What the task requires ::
Tell me how many lines hold "Komitmen", please, using only the number.

Data records ::
******
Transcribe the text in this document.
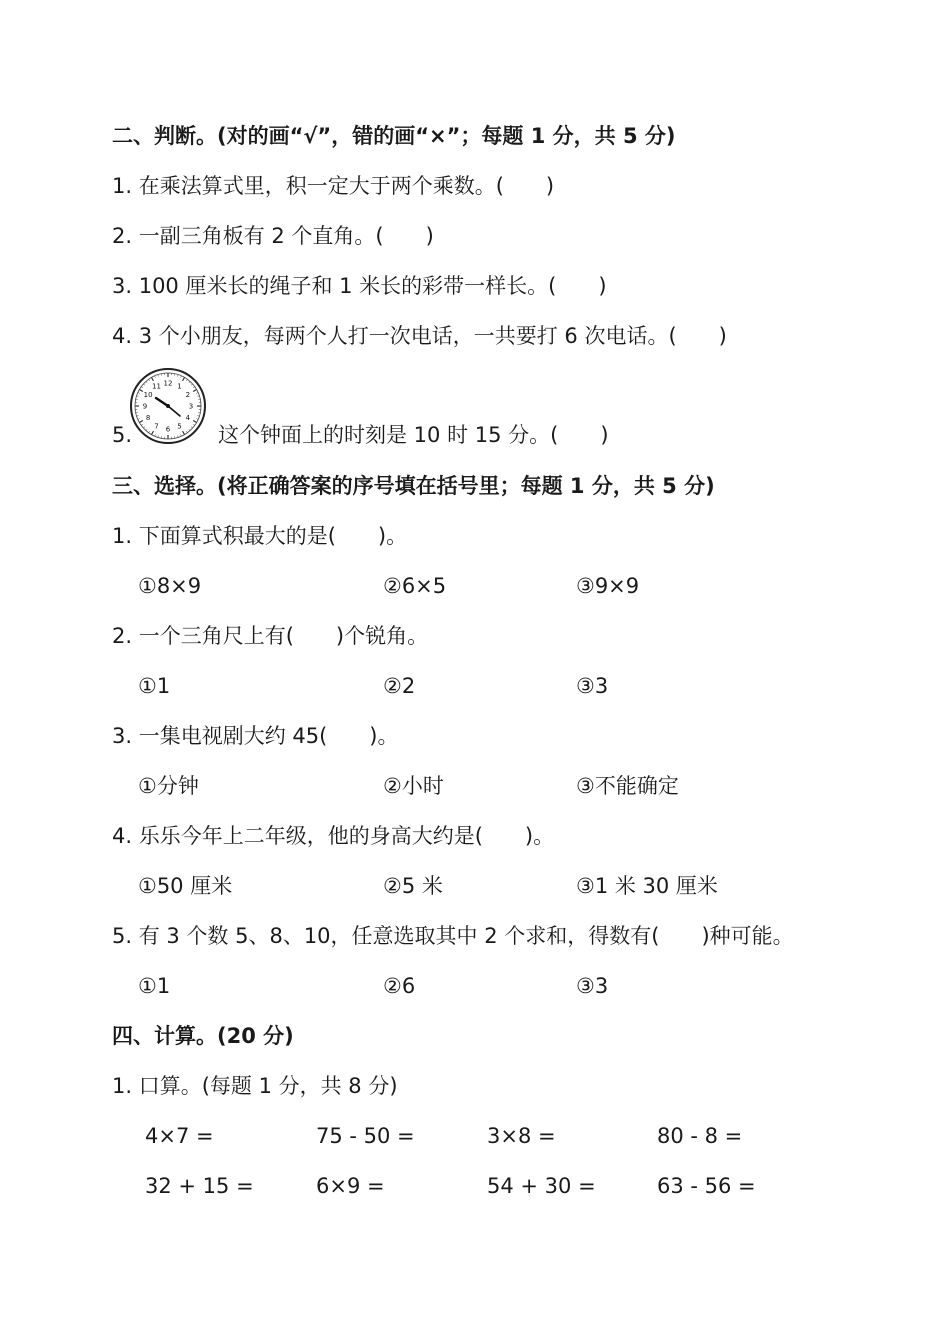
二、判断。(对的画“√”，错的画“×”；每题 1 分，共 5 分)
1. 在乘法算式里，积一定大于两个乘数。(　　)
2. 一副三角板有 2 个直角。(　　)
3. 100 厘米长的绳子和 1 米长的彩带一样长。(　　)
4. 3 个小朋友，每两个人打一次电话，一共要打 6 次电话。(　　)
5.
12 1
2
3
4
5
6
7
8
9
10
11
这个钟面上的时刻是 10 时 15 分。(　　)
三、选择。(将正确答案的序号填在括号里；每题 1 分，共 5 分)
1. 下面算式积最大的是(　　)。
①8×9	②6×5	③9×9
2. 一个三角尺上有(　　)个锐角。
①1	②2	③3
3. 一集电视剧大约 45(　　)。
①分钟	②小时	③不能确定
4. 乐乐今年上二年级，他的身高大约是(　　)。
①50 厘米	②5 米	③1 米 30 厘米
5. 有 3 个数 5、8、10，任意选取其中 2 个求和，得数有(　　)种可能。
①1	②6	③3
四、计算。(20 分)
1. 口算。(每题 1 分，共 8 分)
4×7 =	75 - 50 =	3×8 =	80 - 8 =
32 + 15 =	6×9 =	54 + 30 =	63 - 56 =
******
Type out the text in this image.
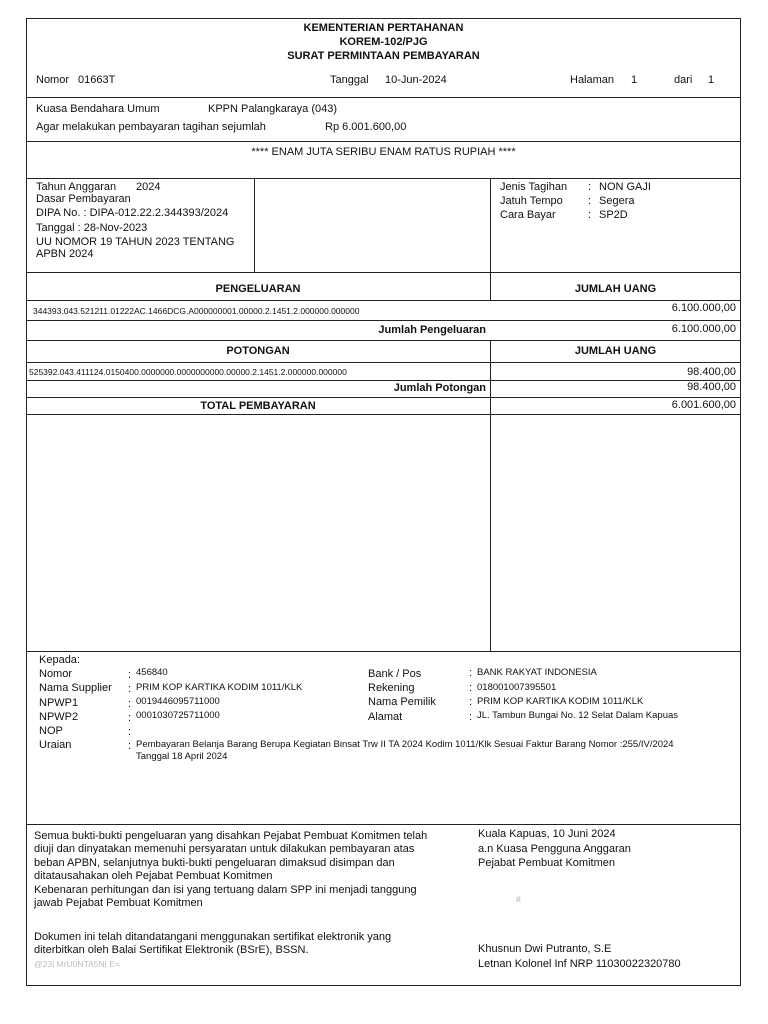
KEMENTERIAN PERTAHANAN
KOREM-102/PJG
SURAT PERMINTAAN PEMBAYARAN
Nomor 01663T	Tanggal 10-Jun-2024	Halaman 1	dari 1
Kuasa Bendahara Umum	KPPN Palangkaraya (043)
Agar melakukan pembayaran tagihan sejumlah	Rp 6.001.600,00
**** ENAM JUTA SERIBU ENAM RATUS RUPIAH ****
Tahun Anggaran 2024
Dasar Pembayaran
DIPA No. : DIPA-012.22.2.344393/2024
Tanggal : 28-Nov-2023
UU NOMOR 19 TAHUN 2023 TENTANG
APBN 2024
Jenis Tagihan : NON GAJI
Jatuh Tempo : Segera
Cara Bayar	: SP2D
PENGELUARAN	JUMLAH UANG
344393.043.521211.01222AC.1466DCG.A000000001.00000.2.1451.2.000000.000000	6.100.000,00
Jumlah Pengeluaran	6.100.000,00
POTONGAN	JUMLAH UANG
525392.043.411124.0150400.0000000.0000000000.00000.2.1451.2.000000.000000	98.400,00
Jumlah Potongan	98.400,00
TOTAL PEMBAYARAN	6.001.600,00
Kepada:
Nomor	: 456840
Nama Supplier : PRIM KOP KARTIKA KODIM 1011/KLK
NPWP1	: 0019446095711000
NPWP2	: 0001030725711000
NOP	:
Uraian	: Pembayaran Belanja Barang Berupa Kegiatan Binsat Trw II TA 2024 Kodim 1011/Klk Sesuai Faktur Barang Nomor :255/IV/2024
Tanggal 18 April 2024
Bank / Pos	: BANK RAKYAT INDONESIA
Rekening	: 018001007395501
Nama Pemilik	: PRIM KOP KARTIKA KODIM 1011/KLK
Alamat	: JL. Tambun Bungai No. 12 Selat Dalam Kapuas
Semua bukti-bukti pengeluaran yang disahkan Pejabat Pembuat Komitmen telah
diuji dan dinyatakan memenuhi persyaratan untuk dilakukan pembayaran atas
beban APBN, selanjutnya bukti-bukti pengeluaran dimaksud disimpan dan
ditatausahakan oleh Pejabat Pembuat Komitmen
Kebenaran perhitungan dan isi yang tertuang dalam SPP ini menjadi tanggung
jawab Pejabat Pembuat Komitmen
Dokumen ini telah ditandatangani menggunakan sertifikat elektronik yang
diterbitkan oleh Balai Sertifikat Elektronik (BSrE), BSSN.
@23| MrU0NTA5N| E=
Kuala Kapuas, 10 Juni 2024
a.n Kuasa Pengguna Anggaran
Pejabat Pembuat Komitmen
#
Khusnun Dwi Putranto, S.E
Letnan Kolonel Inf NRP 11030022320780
******
Exercise output ::
4